◆ Exercise details
Return each line holding the string "noch".
_ _ _
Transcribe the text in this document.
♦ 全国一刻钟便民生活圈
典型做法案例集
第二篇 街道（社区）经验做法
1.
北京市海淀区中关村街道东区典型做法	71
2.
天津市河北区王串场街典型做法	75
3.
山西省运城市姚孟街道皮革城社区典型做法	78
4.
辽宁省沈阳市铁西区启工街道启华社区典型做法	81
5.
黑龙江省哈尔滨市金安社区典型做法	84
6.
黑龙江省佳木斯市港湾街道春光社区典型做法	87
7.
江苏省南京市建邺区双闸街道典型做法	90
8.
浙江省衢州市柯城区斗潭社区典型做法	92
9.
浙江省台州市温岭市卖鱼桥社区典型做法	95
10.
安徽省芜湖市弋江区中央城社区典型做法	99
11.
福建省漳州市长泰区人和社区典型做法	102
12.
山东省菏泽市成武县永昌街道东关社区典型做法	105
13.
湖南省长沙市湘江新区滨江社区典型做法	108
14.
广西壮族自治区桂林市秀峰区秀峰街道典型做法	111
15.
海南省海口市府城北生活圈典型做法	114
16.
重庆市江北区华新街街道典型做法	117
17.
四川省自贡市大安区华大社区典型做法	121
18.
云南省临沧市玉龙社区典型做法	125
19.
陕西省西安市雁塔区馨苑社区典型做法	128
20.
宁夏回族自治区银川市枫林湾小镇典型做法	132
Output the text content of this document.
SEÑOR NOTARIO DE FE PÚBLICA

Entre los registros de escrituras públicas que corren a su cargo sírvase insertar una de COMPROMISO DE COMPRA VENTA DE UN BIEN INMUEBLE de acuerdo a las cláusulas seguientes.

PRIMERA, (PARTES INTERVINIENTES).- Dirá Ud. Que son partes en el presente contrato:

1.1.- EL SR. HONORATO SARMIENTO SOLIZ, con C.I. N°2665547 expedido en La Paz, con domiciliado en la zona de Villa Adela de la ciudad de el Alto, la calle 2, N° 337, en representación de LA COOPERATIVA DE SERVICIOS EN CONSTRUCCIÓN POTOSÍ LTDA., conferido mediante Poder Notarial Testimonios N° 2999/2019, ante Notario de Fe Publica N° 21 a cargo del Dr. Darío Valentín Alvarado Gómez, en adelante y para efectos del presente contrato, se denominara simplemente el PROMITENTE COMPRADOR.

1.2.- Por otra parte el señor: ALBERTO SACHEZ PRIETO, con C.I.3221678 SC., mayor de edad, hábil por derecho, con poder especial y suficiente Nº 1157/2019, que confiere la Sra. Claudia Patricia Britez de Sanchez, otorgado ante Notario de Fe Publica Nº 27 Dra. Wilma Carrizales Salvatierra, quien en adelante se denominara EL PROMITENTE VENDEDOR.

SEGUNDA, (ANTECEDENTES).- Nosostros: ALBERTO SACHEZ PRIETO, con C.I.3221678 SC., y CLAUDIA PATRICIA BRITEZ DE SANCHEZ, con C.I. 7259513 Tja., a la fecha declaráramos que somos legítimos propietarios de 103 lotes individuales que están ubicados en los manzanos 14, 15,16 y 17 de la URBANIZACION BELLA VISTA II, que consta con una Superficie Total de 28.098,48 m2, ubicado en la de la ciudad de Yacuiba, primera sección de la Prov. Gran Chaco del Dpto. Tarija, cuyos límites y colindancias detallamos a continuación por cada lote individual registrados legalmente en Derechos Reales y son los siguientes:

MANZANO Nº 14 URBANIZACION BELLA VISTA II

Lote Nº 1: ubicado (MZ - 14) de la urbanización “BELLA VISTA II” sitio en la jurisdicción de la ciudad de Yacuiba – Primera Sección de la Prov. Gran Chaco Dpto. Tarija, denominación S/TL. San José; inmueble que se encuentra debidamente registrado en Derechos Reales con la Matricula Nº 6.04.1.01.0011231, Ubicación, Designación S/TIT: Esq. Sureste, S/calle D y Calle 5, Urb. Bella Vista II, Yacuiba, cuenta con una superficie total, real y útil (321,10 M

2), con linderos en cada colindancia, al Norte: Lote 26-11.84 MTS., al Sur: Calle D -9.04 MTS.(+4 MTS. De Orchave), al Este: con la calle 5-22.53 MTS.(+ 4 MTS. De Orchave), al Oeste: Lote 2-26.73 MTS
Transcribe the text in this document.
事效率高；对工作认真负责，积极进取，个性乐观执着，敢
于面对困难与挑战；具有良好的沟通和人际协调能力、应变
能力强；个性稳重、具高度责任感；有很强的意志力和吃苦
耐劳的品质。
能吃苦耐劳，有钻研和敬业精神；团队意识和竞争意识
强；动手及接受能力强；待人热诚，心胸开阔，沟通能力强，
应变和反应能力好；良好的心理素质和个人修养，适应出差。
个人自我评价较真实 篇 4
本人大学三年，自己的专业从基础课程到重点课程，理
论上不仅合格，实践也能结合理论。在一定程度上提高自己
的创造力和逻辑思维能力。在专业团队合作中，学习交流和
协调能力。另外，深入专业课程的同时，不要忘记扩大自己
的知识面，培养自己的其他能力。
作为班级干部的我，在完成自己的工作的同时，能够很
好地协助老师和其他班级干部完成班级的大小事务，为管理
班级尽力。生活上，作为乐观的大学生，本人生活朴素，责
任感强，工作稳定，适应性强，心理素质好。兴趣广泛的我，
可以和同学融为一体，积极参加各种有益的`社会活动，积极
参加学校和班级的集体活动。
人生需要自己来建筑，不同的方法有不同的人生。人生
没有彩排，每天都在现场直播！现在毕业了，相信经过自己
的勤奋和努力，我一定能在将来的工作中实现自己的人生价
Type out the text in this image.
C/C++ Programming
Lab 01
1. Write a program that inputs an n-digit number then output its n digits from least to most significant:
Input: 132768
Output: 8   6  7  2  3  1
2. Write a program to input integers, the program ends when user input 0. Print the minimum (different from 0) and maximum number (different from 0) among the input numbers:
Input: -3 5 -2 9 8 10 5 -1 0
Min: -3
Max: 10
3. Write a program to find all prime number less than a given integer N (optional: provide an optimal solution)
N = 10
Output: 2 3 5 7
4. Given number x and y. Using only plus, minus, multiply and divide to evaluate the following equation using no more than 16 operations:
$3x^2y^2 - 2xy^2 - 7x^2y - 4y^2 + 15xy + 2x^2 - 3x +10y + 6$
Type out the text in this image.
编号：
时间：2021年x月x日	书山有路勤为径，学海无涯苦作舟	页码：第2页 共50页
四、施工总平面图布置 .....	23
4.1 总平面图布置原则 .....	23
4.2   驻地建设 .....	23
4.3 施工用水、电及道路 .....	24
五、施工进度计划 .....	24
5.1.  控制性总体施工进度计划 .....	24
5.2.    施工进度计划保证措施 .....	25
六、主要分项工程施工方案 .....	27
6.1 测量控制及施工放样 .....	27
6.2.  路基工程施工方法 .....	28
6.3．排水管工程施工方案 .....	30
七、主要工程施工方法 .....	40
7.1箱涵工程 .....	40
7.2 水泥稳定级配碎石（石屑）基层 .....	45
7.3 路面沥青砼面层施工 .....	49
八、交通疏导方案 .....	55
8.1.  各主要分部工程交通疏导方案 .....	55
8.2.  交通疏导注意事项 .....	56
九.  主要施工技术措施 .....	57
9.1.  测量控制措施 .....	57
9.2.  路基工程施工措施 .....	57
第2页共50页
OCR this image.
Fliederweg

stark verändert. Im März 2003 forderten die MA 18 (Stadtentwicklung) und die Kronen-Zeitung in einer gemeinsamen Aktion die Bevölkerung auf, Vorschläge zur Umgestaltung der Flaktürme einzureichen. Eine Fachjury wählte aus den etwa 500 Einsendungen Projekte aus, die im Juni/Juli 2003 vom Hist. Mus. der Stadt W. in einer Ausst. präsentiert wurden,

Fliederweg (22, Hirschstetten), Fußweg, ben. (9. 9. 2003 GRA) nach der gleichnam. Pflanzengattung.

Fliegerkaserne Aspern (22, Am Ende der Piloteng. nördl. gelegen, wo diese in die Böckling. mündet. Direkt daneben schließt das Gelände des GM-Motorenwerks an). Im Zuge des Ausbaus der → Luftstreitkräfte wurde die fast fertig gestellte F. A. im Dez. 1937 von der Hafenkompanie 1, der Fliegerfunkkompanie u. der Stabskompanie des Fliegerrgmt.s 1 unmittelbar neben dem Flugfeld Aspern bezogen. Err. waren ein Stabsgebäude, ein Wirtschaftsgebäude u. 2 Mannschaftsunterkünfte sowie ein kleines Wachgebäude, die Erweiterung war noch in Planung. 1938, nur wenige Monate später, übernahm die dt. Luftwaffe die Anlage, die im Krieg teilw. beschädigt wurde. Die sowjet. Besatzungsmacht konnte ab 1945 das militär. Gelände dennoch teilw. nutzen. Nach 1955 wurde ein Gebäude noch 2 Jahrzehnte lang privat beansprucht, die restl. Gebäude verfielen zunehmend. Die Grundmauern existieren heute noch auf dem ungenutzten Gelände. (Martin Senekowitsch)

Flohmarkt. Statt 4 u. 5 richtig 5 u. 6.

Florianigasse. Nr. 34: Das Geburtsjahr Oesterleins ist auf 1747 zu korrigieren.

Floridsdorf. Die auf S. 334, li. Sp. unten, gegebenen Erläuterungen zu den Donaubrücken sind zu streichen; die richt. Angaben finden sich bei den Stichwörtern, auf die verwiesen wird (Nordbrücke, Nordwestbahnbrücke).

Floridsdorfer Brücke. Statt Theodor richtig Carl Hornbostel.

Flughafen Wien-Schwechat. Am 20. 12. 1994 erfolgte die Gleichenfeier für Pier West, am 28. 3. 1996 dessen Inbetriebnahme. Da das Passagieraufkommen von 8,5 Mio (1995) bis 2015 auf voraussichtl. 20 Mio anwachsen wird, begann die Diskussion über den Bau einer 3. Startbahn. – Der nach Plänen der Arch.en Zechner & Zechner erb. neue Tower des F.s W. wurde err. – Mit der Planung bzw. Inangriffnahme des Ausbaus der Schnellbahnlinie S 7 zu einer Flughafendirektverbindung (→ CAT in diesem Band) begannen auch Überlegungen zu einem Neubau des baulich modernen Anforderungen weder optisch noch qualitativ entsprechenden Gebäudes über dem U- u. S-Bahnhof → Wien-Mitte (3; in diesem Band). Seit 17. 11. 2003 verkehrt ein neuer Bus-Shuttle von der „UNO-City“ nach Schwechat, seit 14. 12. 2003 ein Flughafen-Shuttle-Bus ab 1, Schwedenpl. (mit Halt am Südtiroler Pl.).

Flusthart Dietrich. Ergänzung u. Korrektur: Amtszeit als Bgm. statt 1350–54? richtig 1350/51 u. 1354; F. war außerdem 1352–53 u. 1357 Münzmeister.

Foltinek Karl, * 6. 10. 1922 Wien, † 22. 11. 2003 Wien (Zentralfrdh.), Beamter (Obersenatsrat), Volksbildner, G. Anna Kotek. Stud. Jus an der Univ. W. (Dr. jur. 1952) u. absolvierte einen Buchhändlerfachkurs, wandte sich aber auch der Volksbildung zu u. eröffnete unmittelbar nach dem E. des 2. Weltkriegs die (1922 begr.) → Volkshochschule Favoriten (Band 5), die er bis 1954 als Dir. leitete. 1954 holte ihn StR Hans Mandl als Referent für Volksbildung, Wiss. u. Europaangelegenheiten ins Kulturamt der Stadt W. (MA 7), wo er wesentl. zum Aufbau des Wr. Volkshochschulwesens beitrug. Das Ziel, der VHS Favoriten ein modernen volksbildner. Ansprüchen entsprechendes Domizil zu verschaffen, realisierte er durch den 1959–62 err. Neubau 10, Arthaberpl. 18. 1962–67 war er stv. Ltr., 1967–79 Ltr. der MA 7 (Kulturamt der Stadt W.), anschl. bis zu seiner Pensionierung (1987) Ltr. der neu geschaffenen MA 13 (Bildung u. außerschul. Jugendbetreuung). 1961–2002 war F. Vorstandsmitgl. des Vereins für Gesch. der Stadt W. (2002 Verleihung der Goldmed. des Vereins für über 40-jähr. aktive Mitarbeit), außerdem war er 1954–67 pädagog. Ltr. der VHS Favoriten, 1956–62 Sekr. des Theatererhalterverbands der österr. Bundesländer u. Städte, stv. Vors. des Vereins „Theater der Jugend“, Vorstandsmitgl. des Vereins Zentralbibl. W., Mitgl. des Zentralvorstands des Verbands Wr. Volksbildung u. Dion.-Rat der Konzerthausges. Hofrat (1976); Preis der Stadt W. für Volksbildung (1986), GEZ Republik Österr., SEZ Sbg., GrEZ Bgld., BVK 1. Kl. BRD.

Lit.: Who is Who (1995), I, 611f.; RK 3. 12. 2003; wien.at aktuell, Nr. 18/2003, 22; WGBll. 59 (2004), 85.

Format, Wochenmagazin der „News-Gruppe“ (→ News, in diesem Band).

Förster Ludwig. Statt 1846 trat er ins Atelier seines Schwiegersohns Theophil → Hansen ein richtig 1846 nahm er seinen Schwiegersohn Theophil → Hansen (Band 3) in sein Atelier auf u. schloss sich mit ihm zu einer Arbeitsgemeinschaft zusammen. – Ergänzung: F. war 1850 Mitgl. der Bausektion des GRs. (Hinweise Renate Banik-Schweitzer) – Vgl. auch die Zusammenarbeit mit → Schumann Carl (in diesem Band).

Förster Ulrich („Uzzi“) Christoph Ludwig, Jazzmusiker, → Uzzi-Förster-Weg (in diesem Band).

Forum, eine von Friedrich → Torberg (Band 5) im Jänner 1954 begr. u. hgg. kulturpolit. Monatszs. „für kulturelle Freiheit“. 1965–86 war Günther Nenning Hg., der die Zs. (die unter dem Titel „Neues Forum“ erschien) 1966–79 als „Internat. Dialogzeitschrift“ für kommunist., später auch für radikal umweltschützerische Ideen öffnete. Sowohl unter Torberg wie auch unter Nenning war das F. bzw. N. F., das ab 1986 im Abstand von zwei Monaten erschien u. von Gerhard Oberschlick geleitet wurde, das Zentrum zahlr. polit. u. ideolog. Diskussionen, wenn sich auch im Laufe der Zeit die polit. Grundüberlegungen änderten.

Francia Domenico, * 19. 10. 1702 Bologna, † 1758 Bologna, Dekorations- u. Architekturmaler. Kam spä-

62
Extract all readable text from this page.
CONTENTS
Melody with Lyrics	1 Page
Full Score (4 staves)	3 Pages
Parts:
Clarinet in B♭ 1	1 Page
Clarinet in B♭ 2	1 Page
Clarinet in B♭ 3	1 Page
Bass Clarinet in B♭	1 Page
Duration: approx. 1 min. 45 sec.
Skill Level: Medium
_ _ _
◆ The reply
Fliegerkaserne Aspern (22, Am Ende der Piloteng. nördl. gelegen, wo diese in die Böckling. mündet. Direkt daneben schließt das Gelände des GM-Motorenwerks an). Im Zuge des Ausbaus der → Luftstreitkräfte wurde die fast fertig gestellte F. A. im Dez. 1937 von der Hafenkompanie 1, der Fliegerfunkkompanie u. der Stabskompanie des Fliegerrgmt.s 1 unmittelbar neben dem Flugfeld Aspern bezogen. Err. waren ein Stabsgebäude, ein Wirtschaftsgebäude u. 2 Mannschaftsunterkünfte sowie ein kleines Wachgebäude, die Erweiterung war noch in Planung. 1938, nur wenige Monate später, übernahm die dt. Luftwaffe die Anlage, die im Krieg teilw. beschädigt wurde. Die sowjet. Besatzungsmacht konnte ab 1945 das militär. Gelände dennoch teilw. nutzen. Nach 1955 wurde ein Gebäude noch 2 Jahrzehnte lang privat beansprucht, die restl. Gebäude verfielen zunehmend. Die Grundmauern existieren heute noch auf dem ungenutzten Gelände. (Martin Senekowitsch)
Flughafen Wien-Schwechat. Am 20. 12. 1994 erfolgte die Gleichenfeier für Pier West, am 28. 3. 1996 dessen Inbetriebnahme. Da das Passagieraufkommen von 8,5 Mio (1995) bis 2015 auf voraussichtl. 20 Mio anwachsen wird, begann die Diskussion über den Bau einer 3. Startbahn. – Der nach Plänen der Arch.en Zechner & Zechner erb. neue Tower des F.s W. wurde err. – Mit der Planung bzw. Inangriffnahme des Ausbaus der Schnellbahnlinie S 7 zu einer Flughafendirektverbindung (→ CAT in diesem Band) begannen auch Überlegungen zu einem Neubau des baulich modernen Anforderungen weder optisch noch qualitativ entsprechenden Gebäudes über dem U- u. S-Bahnhof → Wien-Mitte (3; in diesem Band). Seit 17. 11. 2003 verkehrt ein neuer Bus-Shuttle von der „UNO-City“ nach Schwechat, seit 14. 12. 2003 ein Flughafen-Shuttle-Bus ab 1, Schwedenpl. (mit Halt am Südtiroler Pl.).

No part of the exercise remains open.